* **Stated exercise**:
List all lines in the material below that contain "object".

## Begin

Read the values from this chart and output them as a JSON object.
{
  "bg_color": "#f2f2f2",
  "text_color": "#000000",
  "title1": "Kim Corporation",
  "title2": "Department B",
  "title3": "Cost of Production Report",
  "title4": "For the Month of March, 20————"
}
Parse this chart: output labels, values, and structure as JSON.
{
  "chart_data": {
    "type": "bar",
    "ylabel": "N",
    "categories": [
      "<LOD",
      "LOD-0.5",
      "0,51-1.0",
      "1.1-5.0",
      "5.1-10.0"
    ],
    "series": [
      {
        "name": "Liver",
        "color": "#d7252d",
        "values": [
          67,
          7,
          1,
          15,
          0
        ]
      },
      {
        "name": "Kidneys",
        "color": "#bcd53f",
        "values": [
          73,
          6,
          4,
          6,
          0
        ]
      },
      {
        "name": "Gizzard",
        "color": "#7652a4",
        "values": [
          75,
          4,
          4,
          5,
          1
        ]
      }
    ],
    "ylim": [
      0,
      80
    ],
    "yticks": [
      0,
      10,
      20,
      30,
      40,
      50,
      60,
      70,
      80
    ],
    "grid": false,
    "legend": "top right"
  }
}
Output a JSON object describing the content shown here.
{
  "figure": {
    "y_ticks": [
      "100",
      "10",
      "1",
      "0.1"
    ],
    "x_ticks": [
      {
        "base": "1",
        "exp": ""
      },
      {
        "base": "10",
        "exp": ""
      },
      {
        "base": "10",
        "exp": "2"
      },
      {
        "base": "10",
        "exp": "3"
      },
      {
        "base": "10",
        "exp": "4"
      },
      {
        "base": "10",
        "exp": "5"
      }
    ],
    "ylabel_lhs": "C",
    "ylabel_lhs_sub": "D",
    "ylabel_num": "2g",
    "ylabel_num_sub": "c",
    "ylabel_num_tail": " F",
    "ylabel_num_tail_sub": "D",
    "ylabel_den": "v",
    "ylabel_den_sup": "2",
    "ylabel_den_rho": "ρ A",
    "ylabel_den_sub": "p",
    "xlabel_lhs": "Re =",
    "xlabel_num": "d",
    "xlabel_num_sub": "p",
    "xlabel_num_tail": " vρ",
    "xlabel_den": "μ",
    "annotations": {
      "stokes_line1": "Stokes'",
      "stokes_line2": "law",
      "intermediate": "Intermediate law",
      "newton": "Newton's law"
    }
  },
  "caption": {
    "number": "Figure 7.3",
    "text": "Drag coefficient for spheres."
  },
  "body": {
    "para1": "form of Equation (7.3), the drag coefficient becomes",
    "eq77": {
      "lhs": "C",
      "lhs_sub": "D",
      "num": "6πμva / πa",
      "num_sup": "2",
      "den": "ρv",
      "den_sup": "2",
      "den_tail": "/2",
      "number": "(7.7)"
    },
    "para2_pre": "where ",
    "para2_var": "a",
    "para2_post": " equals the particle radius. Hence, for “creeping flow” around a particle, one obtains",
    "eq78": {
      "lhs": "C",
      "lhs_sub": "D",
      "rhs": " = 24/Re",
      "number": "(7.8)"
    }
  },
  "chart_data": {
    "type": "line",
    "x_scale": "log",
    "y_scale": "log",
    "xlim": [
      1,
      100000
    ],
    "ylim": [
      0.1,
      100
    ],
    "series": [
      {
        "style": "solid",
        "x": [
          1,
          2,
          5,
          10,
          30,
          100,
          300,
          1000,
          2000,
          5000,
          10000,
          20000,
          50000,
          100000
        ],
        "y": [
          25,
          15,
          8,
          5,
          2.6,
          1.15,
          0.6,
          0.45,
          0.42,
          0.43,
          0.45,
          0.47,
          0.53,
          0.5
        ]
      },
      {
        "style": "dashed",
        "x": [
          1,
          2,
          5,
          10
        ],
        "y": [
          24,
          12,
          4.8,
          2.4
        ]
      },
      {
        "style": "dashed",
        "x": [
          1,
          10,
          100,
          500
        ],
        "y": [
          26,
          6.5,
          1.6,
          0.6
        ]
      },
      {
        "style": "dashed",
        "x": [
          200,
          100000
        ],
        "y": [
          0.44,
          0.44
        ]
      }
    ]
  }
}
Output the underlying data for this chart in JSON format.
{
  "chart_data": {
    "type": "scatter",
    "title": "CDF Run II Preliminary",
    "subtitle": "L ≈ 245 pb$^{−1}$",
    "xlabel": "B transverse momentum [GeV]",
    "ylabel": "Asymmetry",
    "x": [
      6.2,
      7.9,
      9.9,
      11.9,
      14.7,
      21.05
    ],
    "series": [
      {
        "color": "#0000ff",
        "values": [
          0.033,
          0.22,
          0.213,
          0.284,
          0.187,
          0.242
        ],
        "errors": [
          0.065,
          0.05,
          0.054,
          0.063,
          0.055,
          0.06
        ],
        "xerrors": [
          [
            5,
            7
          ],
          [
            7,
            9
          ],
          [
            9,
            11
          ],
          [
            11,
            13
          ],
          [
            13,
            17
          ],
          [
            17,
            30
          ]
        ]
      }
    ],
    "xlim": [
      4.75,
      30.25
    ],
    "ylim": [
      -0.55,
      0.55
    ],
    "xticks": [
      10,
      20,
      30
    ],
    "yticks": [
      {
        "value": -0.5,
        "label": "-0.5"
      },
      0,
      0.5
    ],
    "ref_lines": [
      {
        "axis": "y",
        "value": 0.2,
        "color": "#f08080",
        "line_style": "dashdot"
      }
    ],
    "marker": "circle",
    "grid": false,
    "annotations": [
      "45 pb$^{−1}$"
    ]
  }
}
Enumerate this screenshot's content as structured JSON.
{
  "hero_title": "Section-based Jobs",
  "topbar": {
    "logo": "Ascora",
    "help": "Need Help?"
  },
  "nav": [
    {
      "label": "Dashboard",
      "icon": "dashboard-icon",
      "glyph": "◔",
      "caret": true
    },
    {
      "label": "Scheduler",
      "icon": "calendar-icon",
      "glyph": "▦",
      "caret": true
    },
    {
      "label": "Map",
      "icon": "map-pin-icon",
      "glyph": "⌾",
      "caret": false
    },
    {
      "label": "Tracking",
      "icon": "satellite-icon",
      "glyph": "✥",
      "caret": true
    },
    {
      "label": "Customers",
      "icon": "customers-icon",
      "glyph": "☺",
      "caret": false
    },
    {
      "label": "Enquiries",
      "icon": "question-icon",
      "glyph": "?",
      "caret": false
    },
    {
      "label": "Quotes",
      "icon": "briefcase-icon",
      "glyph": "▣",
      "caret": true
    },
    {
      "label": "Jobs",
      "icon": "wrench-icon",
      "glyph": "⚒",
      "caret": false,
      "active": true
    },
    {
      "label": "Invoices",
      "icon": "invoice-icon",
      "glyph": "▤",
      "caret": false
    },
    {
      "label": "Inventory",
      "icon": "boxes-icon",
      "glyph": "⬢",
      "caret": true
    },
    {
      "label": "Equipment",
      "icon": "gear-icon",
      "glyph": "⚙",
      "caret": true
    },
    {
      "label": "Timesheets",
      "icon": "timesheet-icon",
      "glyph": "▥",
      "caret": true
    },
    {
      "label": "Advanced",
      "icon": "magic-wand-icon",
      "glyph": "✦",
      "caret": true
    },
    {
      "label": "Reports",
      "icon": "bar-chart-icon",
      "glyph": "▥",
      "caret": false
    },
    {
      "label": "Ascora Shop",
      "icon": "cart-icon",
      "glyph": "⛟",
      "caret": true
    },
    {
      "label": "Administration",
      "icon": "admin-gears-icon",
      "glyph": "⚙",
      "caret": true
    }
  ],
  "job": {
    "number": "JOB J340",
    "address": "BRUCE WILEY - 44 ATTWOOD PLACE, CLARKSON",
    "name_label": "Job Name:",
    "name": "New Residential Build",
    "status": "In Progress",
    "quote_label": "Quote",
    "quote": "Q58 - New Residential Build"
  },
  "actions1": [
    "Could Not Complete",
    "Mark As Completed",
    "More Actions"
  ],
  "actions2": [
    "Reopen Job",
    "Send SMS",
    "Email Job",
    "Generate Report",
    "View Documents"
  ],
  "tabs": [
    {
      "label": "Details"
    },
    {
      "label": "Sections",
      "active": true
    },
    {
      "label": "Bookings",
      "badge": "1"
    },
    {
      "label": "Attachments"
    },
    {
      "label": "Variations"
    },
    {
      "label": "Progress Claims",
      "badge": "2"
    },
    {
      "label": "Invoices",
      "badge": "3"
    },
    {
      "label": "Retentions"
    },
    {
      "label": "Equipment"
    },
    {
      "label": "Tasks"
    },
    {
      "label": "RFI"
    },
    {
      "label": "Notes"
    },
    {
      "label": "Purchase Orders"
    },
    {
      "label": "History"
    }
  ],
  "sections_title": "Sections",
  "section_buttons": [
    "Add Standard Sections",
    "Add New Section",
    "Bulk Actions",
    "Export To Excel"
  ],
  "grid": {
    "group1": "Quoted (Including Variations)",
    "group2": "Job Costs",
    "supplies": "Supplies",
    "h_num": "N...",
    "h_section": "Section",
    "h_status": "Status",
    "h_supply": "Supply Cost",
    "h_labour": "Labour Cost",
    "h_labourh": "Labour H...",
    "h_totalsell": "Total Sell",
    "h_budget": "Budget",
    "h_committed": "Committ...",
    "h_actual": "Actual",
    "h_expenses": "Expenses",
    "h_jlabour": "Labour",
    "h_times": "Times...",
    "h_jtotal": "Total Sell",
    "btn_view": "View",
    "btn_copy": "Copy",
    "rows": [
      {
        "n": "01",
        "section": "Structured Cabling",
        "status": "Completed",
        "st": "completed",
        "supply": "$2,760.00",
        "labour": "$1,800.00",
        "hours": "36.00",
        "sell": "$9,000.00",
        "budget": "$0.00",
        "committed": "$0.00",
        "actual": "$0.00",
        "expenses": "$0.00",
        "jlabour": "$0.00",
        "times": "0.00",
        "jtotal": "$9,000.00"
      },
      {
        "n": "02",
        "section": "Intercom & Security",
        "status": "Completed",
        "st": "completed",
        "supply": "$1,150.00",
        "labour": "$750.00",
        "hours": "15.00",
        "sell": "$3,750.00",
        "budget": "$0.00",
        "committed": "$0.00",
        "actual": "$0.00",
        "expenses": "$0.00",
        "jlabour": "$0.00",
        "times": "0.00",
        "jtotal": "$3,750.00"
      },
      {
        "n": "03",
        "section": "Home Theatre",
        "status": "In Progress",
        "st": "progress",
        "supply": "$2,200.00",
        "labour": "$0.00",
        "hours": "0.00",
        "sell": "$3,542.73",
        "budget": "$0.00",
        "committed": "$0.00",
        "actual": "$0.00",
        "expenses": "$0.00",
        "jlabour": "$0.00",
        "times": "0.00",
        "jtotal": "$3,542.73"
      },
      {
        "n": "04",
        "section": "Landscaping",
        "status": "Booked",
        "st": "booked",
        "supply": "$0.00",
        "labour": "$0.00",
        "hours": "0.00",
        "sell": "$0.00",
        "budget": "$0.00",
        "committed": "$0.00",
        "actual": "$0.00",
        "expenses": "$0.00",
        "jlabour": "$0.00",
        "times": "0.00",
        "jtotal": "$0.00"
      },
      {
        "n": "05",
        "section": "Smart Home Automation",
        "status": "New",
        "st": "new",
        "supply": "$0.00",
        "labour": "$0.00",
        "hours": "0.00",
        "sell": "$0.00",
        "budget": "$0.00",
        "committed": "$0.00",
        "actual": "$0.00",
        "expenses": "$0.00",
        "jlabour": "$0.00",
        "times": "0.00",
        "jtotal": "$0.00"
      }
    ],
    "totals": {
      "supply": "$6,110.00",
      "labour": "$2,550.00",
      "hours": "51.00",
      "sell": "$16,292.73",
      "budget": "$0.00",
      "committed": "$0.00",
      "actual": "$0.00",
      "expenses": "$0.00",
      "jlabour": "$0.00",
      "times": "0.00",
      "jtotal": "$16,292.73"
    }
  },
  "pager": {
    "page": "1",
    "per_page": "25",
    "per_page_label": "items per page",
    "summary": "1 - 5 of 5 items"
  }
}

## End

* **Full output**:
Read the values from this chart and output them as a JSON object.
Output a JSON object describing the content shown here.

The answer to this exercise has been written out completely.